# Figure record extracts
--
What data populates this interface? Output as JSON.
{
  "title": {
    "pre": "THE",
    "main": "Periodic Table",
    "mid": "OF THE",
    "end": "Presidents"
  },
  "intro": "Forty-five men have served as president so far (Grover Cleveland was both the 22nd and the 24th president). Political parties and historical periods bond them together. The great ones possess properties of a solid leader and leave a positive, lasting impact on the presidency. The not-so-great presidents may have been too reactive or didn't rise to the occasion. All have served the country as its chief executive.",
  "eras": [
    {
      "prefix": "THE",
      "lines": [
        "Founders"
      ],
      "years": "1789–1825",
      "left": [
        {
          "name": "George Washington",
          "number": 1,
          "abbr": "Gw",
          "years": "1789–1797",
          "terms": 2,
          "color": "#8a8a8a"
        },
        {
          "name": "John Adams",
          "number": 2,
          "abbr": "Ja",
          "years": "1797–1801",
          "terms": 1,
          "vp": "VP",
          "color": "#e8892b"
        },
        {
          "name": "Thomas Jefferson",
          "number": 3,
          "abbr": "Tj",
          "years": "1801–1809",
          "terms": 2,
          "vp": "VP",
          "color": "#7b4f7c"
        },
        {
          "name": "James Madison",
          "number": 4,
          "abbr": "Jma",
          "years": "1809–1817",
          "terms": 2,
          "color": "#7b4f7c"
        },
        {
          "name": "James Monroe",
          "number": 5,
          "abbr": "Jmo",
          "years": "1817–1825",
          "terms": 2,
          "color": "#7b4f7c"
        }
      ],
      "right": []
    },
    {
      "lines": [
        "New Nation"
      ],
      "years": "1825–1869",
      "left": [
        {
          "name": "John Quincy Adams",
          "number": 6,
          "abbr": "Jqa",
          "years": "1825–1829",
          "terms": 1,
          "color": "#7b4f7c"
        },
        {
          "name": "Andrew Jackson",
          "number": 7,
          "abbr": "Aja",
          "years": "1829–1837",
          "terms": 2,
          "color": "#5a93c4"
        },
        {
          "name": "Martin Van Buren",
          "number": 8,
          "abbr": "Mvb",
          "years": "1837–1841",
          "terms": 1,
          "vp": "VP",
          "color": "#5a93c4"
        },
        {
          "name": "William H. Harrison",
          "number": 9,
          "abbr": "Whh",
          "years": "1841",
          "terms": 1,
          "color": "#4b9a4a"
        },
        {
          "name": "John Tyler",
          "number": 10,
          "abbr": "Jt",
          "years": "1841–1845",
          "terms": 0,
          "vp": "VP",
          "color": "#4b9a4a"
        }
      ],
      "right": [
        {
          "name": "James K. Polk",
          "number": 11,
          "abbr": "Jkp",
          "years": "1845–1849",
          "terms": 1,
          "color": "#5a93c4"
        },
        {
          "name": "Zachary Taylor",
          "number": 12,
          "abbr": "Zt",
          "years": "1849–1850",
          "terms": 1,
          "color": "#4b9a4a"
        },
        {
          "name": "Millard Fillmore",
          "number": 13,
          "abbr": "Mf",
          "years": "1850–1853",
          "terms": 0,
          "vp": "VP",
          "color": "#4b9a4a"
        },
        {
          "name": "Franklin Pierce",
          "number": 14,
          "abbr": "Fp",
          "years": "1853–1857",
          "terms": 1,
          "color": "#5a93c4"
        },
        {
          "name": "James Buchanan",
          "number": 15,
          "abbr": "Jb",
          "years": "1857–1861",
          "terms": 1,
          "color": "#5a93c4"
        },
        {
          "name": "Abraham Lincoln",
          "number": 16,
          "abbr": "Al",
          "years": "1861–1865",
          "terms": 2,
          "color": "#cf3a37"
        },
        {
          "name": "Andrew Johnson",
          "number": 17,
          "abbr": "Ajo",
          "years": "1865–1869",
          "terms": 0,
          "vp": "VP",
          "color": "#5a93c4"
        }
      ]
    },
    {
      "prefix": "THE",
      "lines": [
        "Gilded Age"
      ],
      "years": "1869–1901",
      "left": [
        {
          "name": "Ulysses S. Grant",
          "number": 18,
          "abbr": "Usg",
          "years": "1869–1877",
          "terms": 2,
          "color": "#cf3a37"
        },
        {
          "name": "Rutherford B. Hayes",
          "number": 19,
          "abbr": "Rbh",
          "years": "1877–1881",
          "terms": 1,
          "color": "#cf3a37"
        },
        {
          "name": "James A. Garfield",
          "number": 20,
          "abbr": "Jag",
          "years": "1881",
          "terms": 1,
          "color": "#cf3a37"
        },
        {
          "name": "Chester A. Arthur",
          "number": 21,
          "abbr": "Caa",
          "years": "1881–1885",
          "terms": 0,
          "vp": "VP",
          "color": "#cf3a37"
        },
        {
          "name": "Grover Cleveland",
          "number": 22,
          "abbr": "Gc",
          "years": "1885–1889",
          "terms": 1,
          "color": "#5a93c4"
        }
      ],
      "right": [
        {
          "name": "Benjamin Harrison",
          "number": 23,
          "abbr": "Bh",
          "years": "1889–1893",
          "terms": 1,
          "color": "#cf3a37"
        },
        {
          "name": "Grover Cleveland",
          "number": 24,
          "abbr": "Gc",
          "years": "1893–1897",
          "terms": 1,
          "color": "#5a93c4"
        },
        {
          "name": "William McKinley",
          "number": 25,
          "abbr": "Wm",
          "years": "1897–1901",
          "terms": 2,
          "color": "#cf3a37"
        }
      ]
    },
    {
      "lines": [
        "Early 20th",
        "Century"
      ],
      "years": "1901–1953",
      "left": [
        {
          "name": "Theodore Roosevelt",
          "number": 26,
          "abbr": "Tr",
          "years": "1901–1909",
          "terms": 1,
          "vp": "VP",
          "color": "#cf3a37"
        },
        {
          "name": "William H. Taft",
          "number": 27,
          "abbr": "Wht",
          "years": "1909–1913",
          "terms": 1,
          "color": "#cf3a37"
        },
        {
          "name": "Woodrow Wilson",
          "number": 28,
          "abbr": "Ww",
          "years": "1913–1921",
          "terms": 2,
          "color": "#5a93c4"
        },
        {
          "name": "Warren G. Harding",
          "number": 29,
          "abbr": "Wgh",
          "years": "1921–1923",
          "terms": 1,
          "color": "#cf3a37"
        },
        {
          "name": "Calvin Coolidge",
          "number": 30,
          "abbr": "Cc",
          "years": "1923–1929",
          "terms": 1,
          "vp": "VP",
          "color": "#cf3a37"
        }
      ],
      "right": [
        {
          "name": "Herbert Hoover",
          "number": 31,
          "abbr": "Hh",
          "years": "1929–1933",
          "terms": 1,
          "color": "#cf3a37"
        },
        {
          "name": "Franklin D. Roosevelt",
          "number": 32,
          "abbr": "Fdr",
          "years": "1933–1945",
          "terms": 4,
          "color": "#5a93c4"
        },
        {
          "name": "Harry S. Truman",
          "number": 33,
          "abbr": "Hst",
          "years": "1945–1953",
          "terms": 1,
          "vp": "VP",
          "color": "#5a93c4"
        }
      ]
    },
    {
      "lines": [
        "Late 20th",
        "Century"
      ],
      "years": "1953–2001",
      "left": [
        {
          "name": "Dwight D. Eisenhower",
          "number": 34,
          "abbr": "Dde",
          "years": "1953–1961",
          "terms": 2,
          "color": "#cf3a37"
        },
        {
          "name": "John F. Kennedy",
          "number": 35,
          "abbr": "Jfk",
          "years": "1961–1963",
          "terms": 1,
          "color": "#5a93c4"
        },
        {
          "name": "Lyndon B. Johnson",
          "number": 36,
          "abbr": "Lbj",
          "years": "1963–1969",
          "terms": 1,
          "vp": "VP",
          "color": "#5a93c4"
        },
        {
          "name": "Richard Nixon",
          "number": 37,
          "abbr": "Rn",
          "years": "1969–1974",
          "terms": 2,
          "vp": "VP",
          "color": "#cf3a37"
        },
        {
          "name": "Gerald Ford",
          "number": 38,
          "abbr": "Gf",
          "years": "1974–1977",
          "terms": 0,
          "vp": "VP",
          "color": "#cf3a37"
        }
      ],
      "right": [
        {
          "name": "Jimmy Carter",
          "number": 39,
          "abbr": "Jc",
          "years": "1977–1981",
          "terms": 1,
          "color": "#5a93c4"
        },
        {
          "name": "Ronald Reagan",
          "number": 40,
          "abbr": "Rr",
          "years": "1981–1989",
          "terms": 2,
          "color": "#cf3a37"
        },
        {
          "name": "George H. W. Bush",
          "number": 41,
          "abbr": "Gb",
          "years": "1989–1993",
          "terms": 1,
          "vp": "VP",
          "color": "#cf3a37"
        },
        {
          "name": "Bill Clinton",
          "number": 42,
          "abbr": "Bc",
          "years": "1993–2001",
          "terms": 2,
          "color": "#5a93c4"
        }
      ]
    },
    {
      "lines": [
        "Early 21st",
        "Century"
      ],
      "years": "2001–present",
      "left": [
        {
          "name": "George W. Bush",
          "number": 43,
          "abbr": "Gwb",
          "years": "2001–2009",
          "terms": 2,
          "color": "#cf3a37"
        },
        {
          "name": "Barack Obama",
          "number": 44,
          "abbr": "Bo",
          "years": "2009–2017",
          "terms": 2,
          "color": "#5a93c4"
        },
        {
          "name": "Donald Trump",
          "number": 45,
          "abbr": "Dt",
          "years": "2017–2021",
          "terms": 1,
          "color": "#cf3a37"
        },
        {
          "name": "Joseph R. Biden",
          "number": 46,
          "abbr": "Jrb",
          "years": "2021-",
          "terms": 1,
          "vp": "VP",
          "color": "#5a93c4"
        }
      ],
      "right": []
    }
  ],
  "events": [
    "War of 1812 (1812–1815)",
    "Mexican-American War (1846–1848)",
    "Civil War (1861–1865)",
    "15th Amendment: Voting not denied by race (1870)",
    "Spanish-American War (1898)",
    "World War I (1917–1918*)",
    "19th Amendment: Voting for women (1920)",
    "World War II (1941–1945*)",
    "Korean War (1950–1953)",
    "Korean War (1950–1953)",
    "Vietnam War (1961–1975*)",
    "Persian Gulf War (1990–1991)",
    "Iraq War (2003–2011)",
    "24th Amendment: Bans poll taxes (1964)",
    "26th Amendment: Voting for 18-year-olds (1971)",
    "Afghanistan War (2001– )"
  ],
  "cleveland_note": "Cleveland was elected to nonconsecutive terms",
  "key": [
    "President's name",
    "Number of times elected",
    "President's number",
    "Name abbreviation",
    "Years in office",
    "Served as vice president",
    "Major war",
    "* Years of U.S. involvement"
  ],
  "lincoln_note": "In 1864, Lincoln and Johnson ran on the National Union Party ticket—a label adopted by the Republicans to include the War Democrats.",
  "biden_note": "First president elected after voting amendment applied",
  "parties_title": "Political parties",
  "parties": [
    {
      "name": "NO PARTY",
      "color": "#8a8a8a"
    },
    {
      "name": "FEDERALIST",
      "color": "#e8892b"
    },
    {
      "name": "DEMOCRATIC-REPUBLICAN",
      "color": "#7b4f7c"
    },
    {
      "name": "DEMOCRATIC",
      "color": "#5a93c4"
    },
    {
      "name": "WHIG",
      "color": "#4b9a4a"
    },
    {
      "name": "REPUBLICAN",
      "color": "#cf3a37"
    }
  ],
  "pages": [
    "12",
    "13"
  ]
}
--
Count how many lines in the data contain the word "parties", giving the number without comment.

# TASK RESULT
3